(問題 1):
表示資料の行を、最初の行から「timeline-xtick-2359: 23:59: [558, 346, 593, 360]」を含む行まで、両端も含めてそのまま打ち直すこと。

---------- 提示文

説明

無線アクセスシステムおよび無線アクセス方法

【課題】ユーザに対しその周辺エリアの通信品質情報を通知し、所望の品質が得られるエリアへの移動を誘導する無線アクセスシステムを提供する。
【解決手段】無線基地局2はセル内に在圏する各ユーザ端末UE1〜UE3から定期的に該セルを任意に細分化した各小エリアの品質情報と当該ユーザ端末の位置情報とを受信して、該当の小エリアに関する品質情報として一旦保存し、特定時間間隔経過の都度その間に保存された品質情報を集計し、各小エリアの最新の通信品質情報として各小エリアのエリア情報が記録された小エリア管理テーブル4に更新登録する。無線基地局2はユーザ端末から接続確立要求があると、小エリア管理テーブル4を参照し、当該ユーザ端末が存在する小エリアを特定し、かつ、当該小エリアおよび当該小エリアの周辺に位置する小エリアそれぞれに関するエリア情報と通信品質情報とを、接続確立要求の応答として、要求元のユーザ端末に返送する。

--------------------

(問題 2):
提示文の「無線アクセスシステムおよび無線アクセス方法」から「求元のユーザ端末に返送する。」までを、一字も変えずに繰り返すこと。

---------- 表示資料

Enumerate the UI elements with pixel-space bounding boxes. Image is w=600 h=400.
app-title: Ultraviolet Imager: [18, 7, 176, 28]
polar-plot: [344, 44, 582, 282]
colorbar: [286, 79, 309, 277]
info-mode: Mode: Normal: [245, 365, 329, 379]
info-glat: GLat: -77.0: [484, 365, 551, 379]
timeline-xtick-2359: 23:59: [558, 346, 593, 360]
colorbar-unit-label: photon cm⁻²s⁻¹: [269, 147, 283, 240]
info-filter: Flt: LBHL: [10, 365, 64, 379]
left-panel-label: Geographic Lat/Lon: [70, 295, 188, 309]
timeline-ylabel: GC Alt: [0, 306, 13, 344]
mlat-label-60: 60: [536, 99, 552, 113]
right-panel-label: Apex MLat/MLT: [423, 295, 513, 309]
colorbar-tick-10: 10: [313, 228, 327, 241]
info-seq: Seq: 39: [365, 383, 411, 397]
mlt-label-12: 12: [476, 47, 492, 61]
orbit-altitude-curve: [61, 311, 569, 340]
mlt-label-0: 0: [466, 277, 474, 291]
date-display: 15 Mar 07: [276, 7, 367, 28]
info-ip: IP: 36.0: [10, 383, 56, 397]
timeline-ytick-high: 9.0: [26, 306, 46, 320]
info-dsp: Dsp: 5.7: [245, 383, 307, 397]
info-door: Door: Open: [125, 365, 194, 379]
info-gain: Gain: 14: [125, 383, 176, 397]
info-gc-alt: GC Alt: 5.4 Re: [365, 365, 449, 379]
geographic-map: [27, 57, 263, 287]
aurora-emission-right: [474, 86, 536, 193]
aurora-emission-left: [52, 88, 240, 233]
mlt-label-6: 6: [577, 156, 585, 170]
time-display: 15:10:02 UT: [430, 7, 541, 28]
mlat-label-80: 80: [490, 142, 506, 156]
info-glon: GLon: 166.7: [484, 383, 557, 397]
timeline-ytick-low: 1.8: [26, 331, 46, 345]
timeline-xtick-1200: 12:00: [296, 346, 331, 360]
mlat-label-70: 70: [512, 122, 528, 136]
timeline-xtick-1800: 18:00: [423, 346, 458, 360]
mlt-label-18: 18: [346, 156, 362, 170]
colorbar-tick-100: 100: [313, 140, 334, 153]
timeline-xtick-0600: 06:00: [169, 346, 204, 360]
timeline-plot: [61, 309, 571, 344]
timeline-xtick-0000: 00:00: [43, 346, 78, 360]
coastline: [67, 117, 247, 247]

--------------------

(正解 1):
Enumerate the UI elements with pixel-space bounding boxes. Image is w=600 h=400.
app-title: Ultraviolet Imager: [18, 7, 176, 28]
polar-plot: [344, 44, 582, 282]
colorbar: [286, 79, 309, 277]
info-mode: Mode: Normal: [245, 365, 329, 379]
info-glat: GLat: -77.0: [484, 365, 551, 379]
timeline-xtick-2359: 23:59: [558, 346, 593, 360]

(正解 2):
無線アクセスシステムおよび無線アクセス方法

【課題】ユーザに対しその周辺エリアの通信品質情報を通知し、所望の品質が得られるエリアへの移動を誘導する無線アクセスシステムを提供する。
【解決手段】無線基地局2はセル内に在圏する各ユーザ端末UE1〜UE3から定期的に該セルを任意に細分化した各小エリアの品質情報と当該ユーザ端末の位置情報とを受信して、該当の小エリアに関する品質情報として一旦保存し、特定時間間隔経過の都度その間に保存された品質情報を集計し、各小エリアの最新の通信品質情報として各小エリアのエリア情報が記録された小エリア管理テーブル4に更新登録する。無線基地局2はユーザ端末から接続確立要求があると、小エリア管理テーブル4を参照し、当該ユーザ端末が存在する小エリアを特定し、かつ、当該小エリアおよび当該小エリアの周辺に位置する小エリアそれぞれに関するエリア情報と通信品質情報とを、接続確立要求の応答として、要求元のユーザ端末に返送する。